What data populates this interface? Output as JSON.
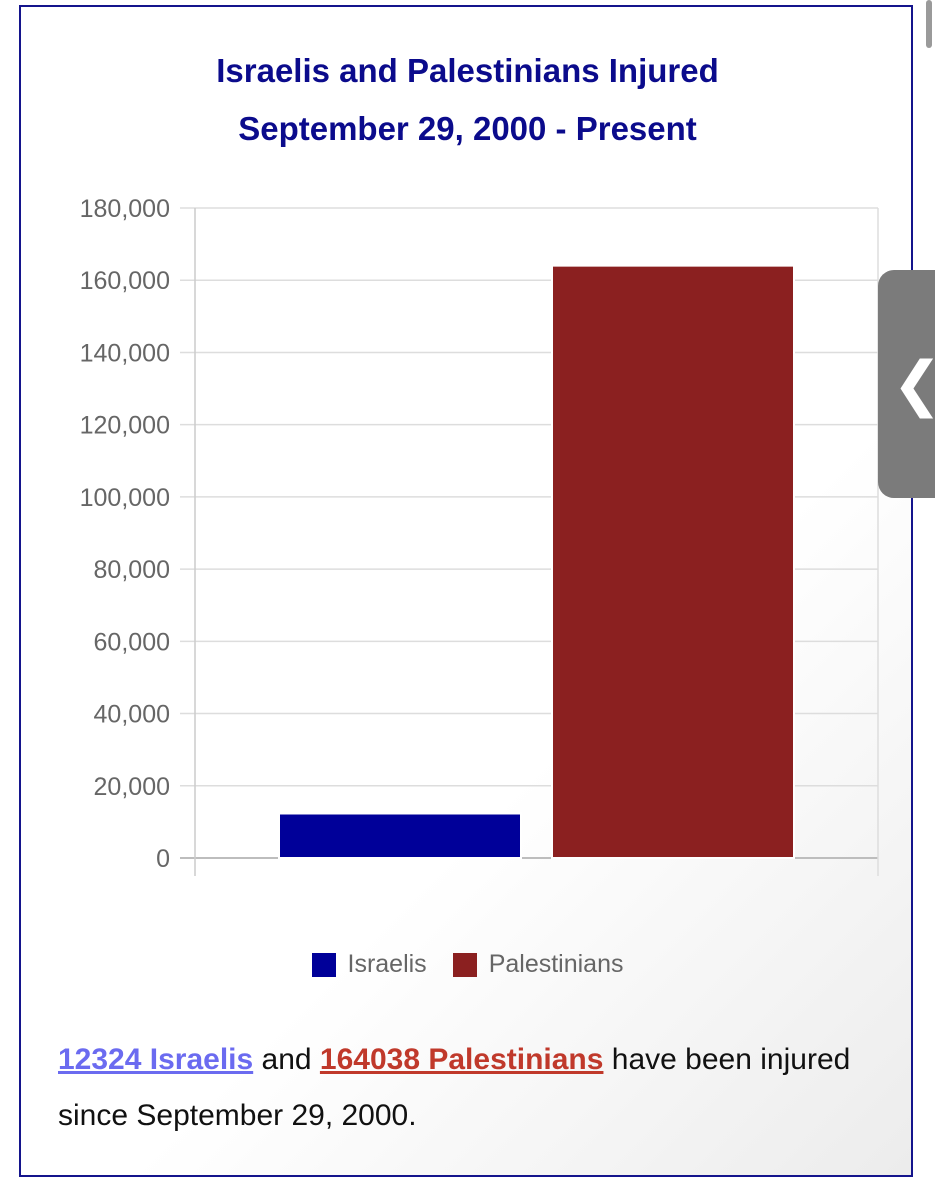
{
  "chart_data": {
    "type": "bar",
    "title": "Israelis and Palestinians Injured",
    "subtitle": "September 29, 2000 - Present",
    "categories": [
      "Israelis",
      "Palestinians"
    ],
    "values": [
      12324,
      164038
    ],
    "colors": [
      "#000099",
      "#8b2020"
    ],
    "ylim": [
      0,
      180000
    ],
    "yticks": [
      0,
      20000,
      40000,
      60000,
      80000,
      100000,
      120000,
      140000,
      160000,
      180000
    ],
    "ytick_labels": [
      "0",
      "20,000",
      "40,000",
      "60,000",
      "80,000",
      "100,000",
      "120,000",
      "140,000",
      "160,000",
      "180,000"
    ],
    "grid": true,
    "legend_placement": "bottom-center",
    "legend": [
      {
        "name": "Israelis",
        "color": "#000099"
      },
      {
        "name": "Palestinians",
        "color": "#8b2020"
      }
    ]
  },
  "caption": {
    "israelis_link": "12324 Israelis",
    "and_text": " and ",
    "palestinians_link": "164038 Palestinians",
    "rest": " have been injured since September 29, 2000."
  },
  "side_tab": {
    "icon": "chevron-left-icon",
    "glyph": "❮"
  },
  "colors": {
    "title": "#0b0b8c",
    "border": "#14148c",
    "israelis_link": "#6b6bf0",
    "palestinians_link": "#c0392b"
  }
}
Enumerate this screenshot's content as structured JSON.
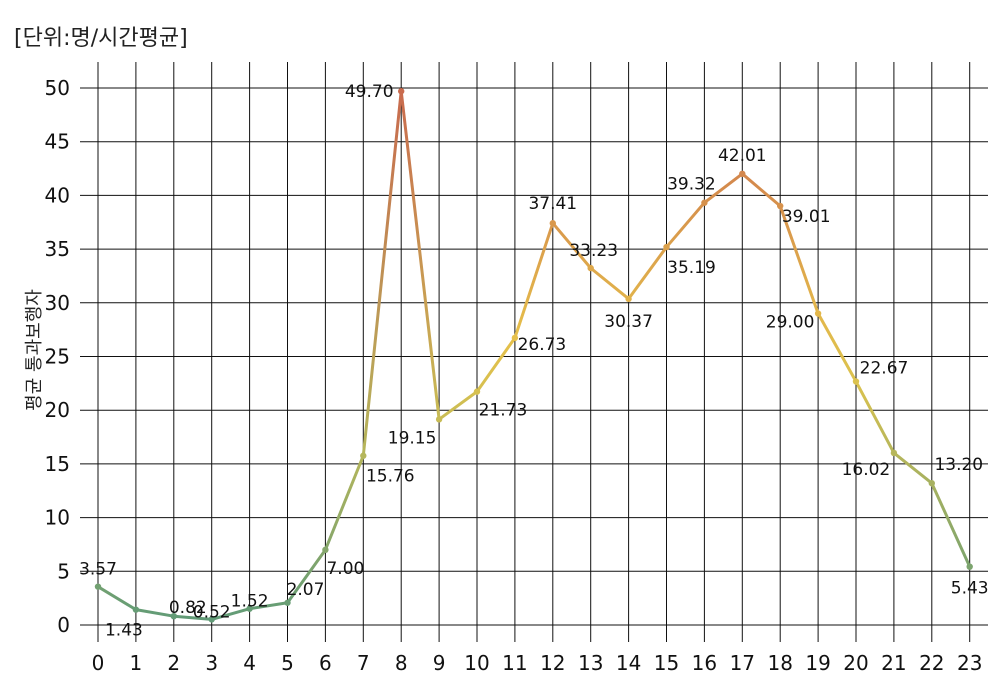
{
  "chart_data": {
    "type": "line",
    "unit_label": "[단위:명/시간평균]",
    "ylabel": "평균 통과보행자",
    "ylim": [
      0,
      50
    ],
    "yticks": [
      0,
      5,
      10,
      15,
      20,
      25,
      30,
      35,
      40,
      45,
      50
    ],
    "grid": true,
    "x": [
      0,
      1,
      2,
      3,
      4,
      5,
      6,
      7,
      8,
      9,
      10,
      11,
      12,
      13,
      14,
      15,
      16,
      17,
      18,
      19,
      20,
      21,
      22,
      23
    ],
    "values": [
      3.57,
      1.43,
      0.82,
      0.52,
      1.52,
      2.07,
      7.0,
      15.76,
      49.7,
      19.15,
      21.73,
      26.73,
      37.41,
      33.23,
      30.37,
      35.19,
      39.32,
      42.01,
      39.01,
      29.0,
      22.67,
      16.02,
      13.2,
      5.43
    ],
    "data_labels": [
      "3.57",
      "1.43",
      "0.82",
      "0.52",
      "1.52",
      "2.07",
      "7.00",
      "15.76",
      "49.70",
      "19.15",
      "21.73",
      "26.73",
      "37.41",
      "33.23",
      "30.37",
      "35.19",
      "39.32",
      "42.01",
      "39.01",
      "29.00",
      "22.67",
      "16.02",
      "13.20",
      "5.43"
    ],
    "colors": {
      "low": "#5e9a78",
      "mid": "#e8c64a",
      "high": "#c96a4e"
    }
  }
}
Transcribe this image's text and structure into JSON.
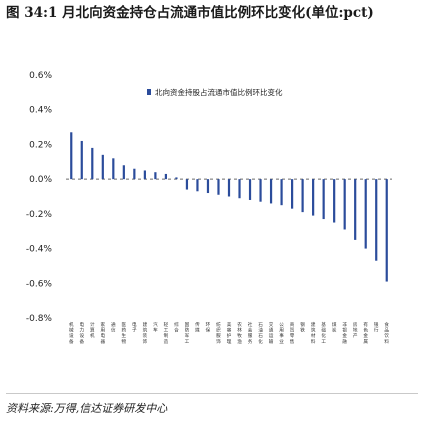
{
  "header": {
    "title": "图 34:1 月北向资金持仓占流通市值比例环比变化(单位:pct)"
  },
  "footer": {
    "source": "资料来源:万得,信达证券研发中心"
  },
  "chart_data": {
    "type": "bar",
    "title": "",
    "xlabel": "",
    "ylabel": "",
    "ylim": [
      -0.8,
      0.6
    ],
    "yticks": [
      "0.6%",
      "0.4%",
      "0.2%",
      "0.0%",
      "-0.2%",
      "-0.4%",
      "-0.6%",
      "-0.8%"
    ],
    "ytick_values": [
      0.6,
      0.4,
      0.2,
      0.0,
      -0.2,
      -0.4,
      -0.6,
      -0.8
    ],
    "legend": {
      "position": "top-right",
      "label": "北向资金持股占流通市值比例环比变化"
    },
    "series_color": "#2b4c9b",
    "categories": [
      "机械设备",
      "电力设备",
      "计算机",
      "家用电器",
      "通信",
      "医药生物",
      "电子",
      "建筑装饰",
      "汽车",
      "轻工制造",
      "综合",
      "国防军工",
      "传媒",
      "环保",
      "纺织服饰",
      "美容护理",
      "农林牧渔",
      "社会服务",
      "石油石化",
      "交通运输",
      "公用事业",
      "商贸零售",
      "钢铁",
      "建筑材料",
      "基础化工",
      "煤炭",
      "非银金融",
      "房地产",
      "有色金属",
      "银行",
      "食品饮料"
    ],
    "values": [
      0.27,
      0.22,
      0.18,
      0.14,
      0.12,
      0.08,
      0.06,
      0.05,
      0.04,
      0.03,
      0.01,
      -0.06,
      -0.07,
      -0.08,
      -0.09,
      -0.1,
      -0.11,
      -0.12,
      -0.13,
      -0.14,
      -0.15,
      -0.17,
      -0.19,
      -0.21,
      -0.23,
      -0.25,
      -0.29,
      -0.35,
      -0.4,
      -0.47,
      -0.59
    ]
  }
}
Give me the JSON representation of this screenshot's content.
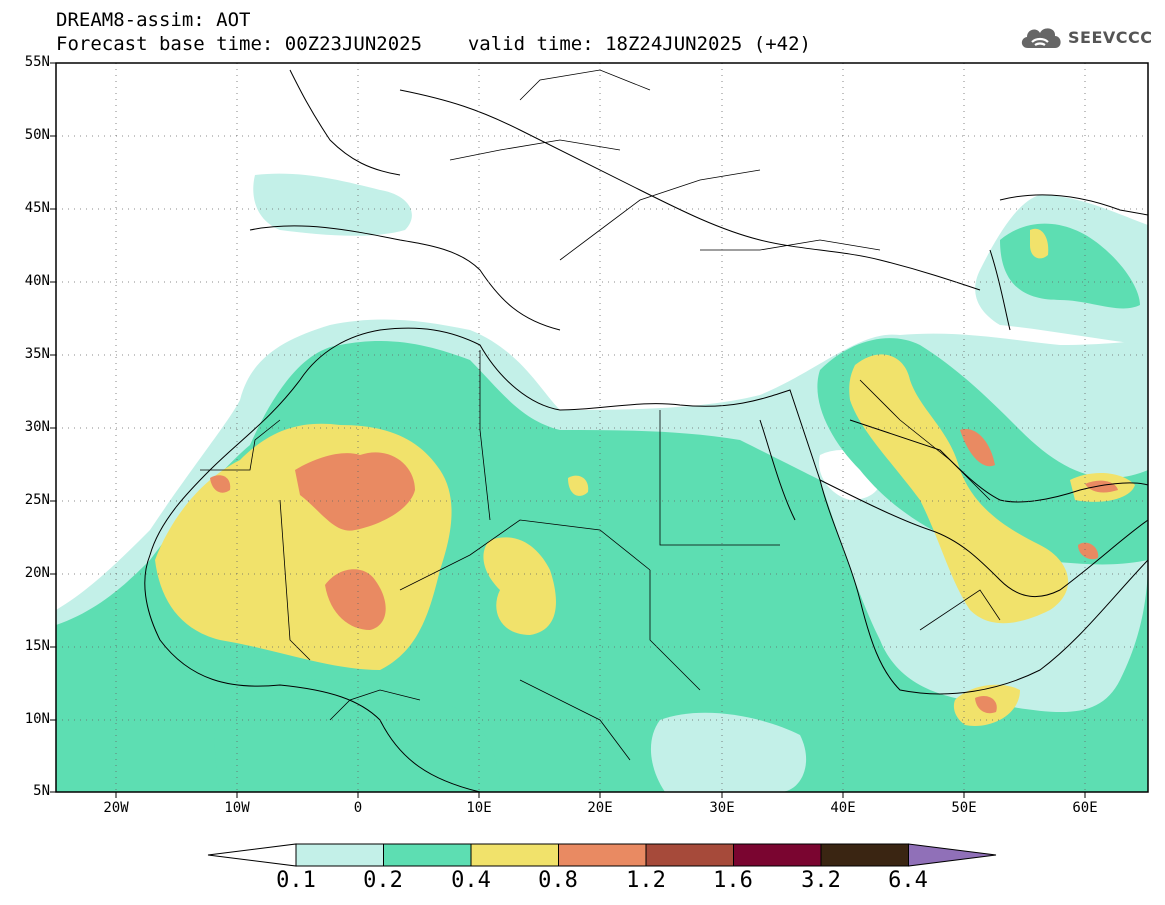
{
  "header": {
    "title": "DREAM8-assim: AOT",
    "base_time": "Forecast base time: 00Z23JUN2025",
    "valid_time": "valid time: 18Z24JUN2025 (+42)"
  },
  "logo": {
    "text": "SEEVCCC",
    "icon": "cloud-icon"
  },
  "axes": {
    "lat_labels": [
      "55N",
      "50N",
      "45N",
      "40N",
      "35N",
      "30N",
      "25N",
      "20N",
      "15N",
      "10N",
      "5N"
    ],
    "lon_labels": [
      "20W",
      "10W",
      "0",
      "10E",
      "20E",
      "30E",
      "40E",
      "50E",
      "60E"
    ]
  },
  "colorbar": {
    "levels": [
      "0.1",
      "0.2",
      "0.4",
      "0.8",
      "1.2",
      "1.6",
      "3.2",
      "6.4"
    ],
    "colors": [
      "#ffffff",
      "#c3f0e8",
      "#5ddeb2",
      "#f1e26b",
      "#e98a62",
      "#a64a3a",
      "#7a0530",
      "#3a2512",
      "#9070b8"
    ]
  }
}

• _Exercise_: Leave out the pictures and give the rest of the records again exactly.

• _Reply to the task_:
What data populates this interface? Output as JSON.
{
  "chart_data": {
    "type": "bar",
    "title": "Israelis and Palestinians Injured",
    "subtitle": "September 29, 2000 - Present",
    "categories": [
      "Israelis",
      "Palestinians"
    ],
    "values": [
      12324,
      164038
    ],
    "colors": [
      "#000099",
      "#8b2020"
    ],
    "ylim": [
      0,
      180000
    ],
    "yticks": [
      0,
      20000,
      40000,
      60000,
      80000,
      100000,
      120000,
      140000,
      160000,
      180000
    ],
    "ytick_labels": [
      "0",
      "20,000",
      "40,000",
      "60,000",
      "80,000",
      "100,000",
      "120,000",
      "140,000",
      "160,000",
      "180,000"
    ],
    "grid": true,
    "legend_placement": "bottom-center",
    "legend": [
      {
        "name": "Israelis",
        "color": "#000099"
      },
      {
        "name": "Palestinians",
        "color": "#8b2020"
      }
    ]
  },
  "caption": {
    "israelis_link": "12324 Israelis",
    "and_text": " and ",
    "palestinians_link": "164038 Palestinians",
    "rest": " have been injured since September 29, 2000."
  },
  "side_tab": {
    "icon": "chevron-left-icon",
    "glyph": "❮"
  },
  "colors": {
    "title": "#0b0b8c",
    "border": "#14148c",
    "israelis_link": "#6b6bf0",
    "palestinians_link": "#c0392b"
  }
}
Enumerate this screenshot's content as structured JSON.
{
  "chart_data": {
    "type": "line",
    "unit_label": "[단위:명/시간평균]",
    "ylabel": "평균 통과보행자",
    "ylim": [
      0,
      50
    ],
    "yticks": [
      0,
      5,
      10,
      15,
      20,
      25,
      30,
      35,
      40,
      45,
      50
    ],
    "grid": true,
    "x": [
      0,
      1,
      2,
      3,
      4,
      5,
      6,
      7,
      8,
      9,
      10,
      11,
      12,
      13,
      14,
      15,
      16,
      17,
      18,
      19,
      20,
      21,
      22,
      23
    ],
    "values": [
      3.57,
      1.43,
      0.82,
      0.52,
      1.52,
      2.07,
      7.0,
      15.76,
      49.7,
      19.15,
      21.73,
      26.73,
      37.41,
      33.23,
      30.37,
      35.19,
      39.32,
      42.01,
      39.01,
      29.0,
      22.67,
      16.02,
      13.2,
      5.43
    ],
    "data_labels": [
      "3.57",
      "1.43",
      "0.82",
      "0.52",
      "1.52",
      "2.07",
      "7.00",
      "15.76",
      "49.70",
      "19.15",
      "21.73",
      "26.73",
      "37.41",
      "33.23",
      "30.37",
      "35.19",
      "39.32",
      "42.01",
      "39.01",
      "29.00",
      "22.67",
      "16.02",
      "13.20",
      "5.43"
    ],
    "colors": {
      "low": "#5e9a78",
      "mid": "#e8c64a",
      "high": "#c96a4e"
    }
  }
}
Transcribe this image's text and structure into JSON.
{
  "header": {
    "title": "图 34:1 月北向资金持仓占流通市值比例环比变化(单位:pct)"
  },
  "footer": {
    "source": "资料来源:万得,信达证券研发中心"
  },
  "chart_data": {
    "type": "bar",
    "title": "",
    "xlabel": "",
    "ylabel": "",
    "ylim": [
      -0.8,
      0.6
    ],
    "yticks": [
      "0.6%",
      "0.4%",
      "0.2%",
      "0.0%",
      "-0.2%",
      "-0.4%",
      "-0.6%",
      "-0.8%"
    ],
    "ytick_values": [
      0.6,
      0.4,
      0.2,
      0.0,
      -0.2,
      -0.4,
      -0.6,
      -0.8
    ],
    "legend": {
      "position": "top-right",
      "label": "北向资金持股占流通市值比例环比变化"
    },
    "series_color": "#2b4c9b",
    "categories": [
      "机械设备",
      "电力设备",
      "计算机",
      "家用电器",
      "通信",
      "医药生物",
      "电子",
      "建筑装饰",
      "汽车",
      "轻工制造",
      "综合",
      "国防军工",
      "传媒",
      "环保",
      "纺织服饰",
      "美容护理",
      "农林牧渔",
      "社会服务",
      "石油石化",
      "交通运输",
      "公用事业",
      "商贸零售",
      "钢铁",
      "建筑材料",
      "基础化工",
      "煤炭",
      "非银金融",
      "房地产",
      "有色金属",
      "银行",
      "食品饮料"
    ],
    "values": [
      0.27,
      0.22,
      0.18,
      0.14,
      0.12,
      0.08,
      0.06,
      0.05,
      0.04,
      0.03,
      0.01,
      -0.06,
      -0.07,
      -0.08,
      -0.09,
      -0.1,
      -0.11,
      -0.12,
      -0.13,
      -0.14,
      -0.15,
      -0.17,
      -0.19,
      -0.21,
      -0.23,
      -0.25,
      -0.29,
      -0.35,
      -0.4,
      -0.47,
      -0.59
    ]
  }
}
Give me the JSON representation of this screenshot's content.
{
  "header": {
    "title": "DREAM8-assim: AOT",
    "base_time": "Forecast base time: 00Z23JUN2025",
    "valid_time": "valid time: 18Z24JUN2025 (+42)"
  },
  "logo": {
    "text": "SEEVCCC",
    "icon": "cloud-icon"
  },
  "axes": {
    "lat_labels": [
      "55N",
      "50N",
      "45N",
      "40N",
      "35N",
      "30N",
      "25N",
      "20N",
      "15N",
      "10N",
      "5N"
    ],
    "lon_labels": [
      "20W",
      "10W",
      "0",
      "10E",
      "20E",
      "30E",
      "40E",
      "50E",
      "60E"
    ]
  },
  "colorbar": {
    "levels": [
      "0.1",
      "0.2",
      "0.4",
      "0.8",
      "1.2",
      "1.6",
      "3.2",
      "6.4"
    ],
    "colors": [
      "#ffffff",
      "#c3f0e8",
      "#5ddeb2",
      "#f1e26b",
      "#e98a62",
      "#a64a3a",
      "#7a0530",
      "#3a2512",
      "#9070b8"
    ]
  }
}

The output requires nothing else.